[Records provided start]
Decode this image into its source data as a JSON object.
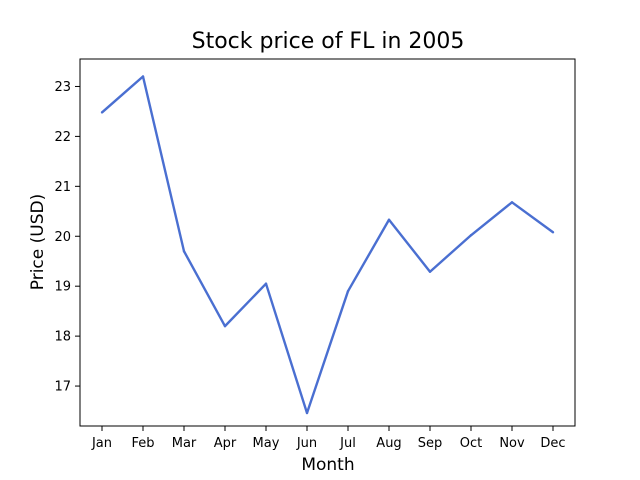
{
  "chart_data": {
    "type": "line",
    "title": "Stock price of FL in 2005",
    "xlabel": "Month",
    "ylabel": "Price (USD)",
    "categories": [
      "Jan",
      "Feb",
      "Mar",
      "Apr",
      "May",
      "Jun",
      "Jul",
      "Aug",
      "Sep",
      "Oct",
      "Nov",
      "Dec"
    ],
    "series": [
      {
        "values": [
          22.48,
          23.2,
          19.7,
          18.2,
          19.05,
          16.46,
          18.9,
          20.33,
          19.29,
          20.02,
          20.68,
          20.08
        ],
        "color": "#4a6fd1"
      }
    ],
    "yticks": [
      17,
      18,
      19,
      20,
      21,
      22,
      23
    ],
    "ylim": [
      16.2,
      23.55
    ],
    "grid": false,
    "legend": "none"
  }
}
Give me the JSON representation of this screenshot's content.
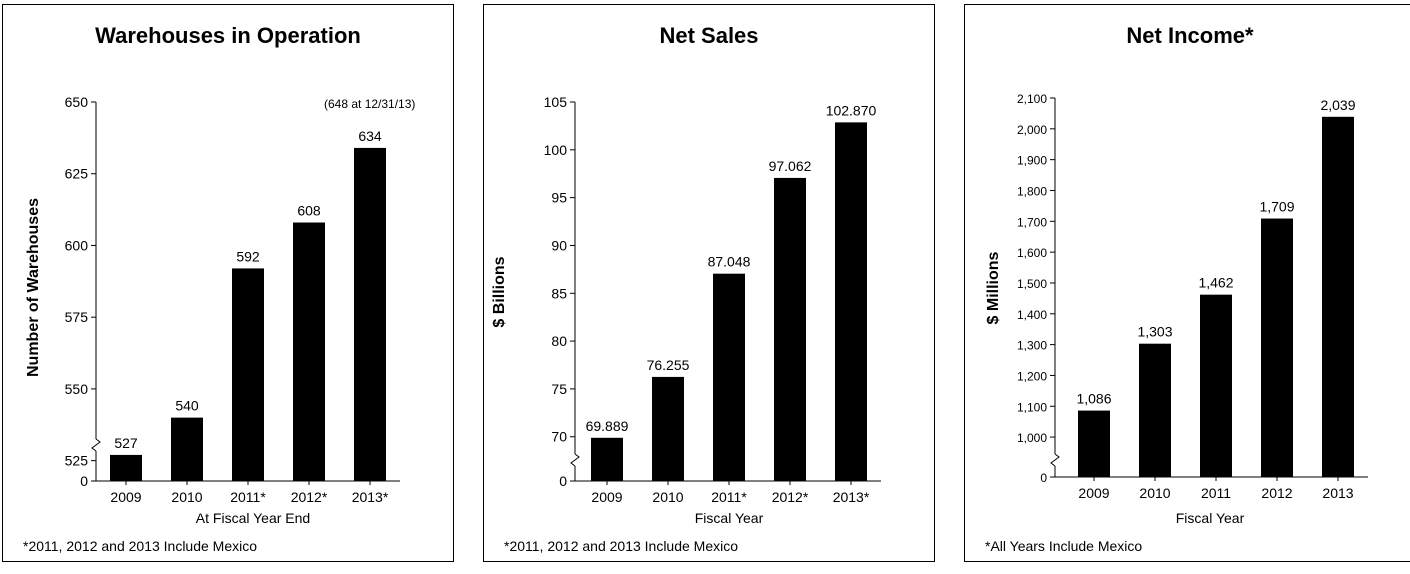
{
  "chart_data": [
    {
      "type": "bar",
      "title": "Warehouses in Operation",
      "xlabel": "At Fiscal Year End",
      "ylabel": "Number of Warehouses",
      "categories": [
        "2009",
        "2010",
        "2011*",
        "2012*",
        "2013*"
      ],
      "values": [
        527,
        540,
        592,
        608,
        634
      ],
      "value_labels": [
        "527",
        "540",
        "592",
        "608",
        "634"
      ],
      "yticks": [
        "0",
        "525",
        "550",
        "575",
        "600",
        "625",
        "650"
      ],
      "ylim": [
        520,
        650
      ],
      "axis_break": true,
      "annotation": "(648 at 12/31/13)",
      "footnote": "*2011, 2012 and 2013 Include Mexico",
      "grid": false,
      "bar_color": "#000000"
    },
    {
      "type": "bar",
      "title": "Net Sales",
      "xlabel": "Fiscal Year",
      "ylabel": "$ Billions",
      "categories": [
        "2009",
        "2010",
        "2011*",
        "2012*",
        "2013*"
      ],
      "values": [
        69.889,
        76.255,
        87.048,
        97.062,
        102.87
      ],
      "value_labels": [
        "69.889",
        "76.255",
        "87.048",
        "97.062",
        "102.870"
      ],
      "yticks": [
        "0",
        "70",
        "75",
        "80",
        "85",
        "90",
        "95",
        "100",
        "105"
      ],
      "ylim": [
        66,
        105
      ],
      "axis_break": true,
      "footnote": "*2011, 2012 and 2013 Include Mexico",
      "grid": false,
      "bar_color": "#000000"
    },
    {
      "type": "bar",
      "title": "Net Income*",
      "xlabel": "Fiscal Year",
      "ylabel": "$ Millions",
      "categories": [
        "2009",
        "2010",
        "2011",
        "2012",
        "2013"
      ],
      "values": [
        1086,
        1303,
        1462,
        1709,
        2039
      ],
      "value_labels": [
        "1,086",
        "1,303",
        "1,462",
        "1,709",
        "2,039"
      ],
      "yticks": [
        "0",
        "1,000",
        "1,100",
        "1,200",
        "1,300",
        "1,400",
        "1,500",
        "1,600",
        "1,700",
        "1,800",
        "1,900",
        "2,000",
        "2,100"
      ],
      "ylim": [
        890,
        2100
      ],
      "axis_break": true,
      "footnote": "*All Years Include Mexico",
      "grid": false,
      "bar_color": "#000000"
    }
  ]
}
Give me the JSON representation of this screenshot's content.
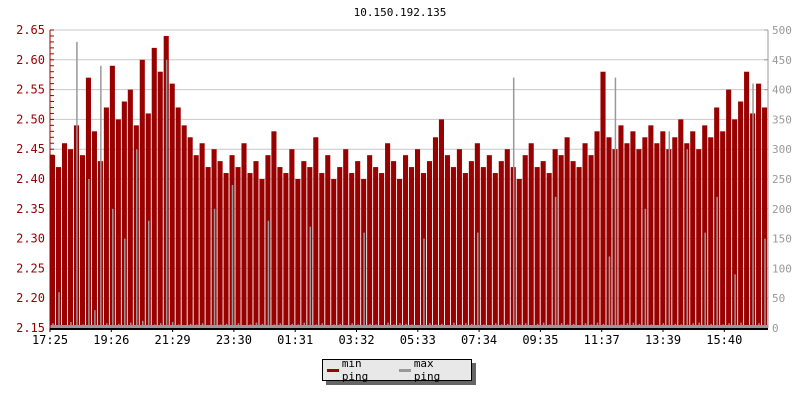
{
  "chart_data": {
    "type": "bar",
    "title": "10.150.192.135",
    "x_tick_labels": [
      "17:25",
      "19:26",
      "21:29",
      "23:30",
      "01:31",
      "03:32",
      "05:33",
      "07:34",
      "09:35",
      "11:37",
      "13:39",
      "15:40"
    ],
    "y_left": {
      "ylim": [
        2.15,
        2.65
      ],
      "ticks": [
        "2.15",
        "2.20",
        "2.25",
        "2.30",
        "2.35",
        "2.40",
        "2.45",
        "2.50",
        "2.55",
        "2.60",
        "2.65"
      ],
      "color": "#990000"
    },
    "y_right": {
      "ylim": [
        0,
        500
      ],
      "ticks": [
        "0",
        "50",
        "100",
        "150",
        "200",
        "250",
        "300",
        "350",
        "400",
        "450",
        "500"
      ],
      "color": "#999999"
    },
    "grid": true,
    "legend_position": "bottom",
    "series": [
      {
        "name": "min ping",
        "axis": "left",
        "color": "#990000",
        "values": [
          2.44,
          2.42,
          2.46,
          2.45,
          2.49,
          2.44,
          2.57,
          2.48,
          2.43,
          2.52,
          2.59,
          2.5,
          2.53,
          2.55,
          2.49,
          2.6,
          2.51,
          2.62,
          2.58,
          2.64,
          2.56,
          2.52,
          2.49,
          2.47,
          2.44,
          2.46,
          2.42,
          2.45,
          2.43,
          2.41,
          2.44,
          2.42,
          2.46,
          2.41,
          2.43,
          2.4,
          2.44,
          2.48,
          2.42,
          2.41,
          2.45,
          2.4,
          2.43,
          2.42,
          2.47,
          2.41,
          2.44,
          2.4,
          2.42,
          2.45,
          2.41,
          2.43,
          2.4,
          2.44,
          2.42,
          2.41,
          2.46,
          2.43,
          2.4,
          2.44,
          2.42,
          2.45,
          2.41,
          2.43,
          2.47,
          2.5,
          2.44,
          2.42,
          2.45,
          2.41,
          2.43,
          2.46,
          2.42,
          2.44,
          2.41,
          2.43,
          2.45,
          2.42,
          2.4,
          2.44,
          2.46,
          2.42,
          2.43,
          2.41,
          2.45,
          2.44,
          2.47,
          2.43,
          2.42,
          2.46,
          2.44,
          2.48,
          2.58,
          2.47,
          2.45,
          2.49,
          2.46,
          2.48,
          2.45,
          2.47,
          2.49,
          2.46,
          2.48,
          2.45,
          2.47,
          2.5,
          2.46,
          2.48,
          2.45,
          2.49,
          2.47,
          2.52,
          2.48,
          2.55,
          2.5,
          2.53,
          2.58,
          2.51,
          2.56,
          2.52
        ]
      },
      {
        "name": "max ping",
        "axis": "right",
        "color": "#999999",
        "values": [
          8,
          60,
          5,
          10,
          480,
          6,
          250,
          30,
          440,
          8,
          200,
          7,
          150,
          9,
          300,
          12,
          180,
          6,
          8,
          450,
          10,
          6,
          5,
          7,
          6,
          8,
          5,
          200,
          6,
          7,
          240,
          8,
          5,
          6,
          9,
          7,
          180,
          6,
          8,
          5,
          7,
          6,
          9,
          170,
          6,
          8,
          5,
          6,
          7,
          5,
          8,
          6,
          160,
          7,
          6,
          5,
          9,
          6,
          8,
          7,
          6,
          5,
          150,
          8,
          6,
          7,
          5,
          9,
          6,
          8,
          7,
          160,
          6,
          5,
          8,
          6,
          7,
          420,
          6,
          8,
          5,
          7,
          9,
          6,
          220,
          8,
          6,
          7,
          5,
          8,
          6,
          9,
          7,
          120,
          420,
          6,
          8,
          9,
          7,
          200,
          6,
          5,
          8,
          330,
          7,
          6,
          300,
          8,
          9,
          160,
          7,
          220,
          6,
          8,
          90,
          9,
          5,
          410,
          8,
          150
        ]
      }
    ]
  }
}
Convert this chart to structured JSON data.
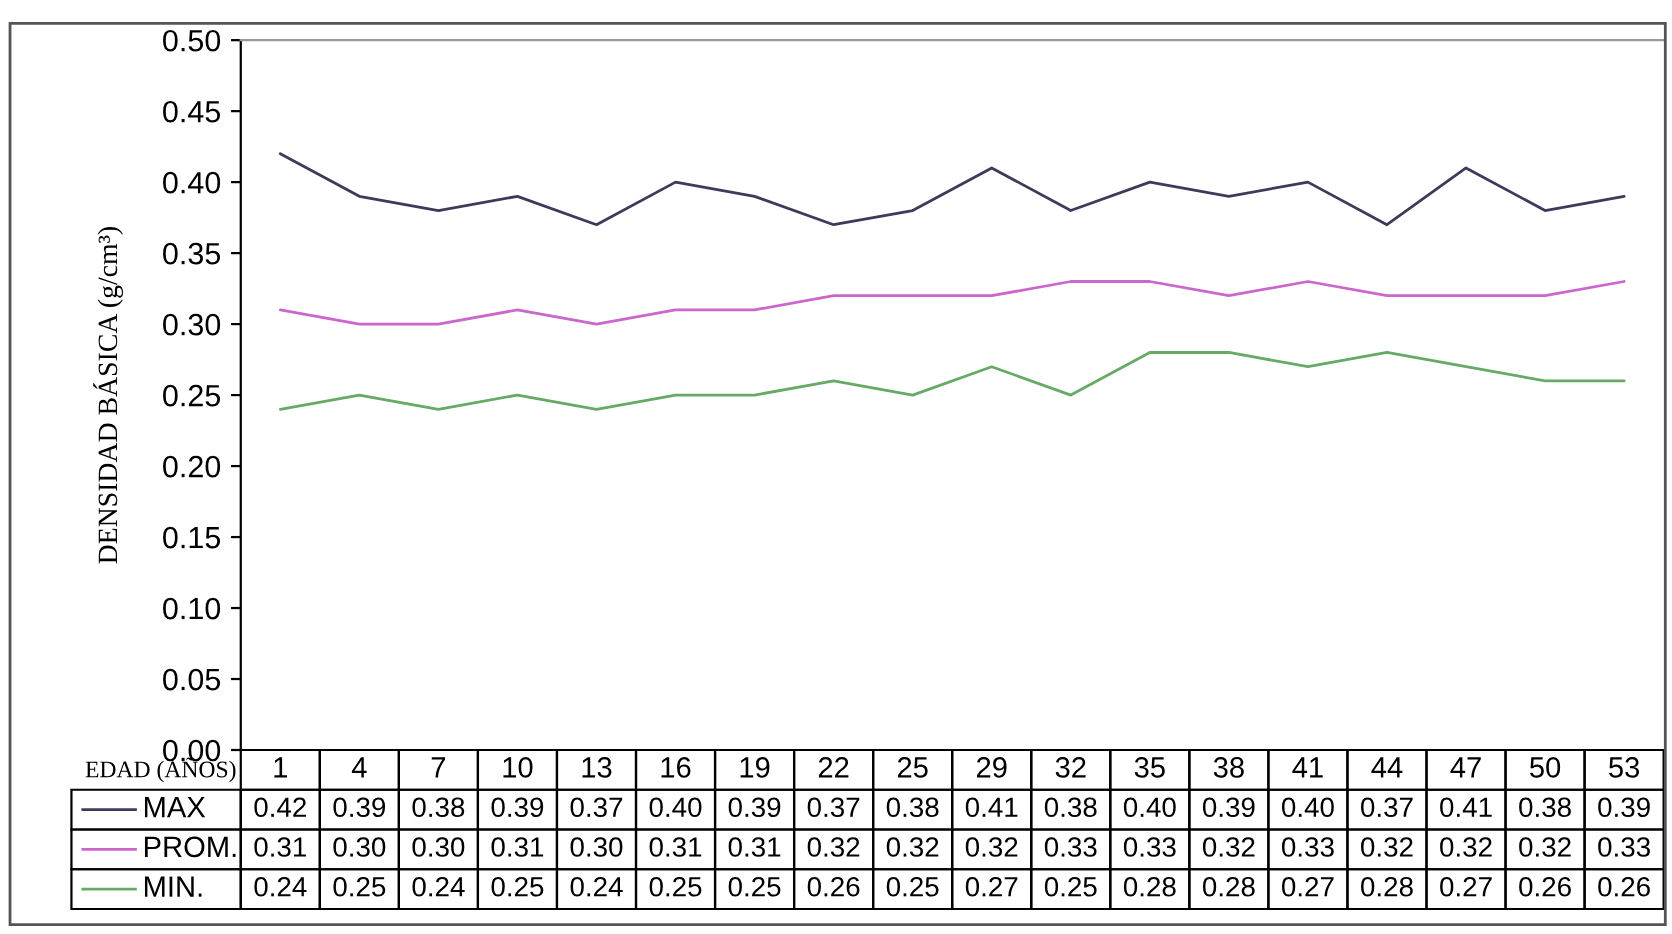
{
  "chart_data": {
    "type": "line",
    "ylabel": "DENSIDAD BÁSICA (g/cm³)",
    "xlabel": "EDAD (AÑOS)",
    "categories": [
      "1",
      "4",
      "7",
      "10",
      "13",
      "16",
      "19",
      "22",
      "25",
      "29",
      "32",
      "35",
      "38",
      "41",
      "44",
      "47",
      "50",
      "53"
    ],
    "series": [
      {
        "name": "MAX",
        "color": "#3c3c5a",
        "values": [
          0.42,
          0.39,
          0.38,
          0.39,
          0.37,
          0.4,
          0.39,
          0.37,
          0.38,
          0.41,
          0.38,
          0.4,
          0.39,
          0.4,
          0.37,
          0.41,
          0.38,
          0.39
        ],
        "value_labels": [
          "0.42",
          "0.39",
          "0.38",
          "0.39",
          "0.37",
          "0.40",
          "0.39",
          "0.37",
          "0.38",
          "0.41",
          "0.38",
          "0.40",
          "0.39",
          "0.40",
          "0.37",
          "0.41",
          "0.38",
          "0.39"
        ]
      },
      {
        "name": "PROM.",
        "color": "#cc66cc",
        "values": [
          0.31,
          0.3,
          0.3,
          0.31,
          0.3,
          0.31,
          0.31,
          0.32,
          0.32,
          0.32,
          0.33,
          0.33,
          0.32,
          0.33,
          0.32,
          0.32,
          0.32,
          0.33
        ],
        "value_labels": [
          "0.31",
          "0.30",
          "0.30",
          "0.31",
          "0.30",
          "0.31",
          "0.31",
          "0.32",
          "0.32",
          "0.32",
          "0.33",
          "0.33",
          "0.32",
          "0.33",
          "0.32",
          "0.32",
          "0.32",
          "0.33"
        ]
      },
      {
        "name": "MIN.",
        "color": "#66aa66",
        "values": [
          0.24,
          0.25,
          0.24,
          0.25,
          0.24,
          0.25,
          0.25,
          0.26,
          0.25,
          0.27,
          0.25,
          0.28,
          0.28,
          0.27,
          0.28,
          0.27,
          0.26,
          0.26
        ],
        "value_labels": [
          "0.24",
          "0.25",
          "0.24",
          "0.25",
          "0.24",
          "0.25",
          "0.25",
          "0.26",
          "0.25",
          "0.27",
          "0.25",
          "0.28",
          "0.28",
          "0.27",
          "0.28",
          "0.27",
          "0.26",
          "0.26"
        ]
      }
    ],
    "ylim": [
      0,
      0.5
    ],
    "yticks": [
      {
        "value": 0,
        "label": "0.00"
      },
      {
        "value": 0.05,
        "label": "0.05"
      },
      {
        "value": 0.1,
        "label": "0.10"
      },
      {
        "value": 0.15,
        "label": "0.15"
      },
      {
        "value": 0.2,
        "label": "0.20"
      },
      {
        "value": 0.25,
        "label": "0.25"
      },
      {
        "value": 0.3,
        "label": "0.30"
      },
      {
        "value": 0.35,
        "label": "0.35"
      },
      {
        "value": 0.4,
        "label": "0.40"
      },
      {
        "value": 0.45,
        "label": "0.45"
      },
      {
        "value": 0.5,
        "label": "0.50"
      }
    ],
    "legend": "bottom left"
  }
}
[Records provided end]
The task -
Show every line from the listing above in which the string "name" appears.

Result of the task -
        "name": "min ping",
        "name": "max ping",
        "name": "MAX",
        "name": "PROM.",
        "name": "MIN.",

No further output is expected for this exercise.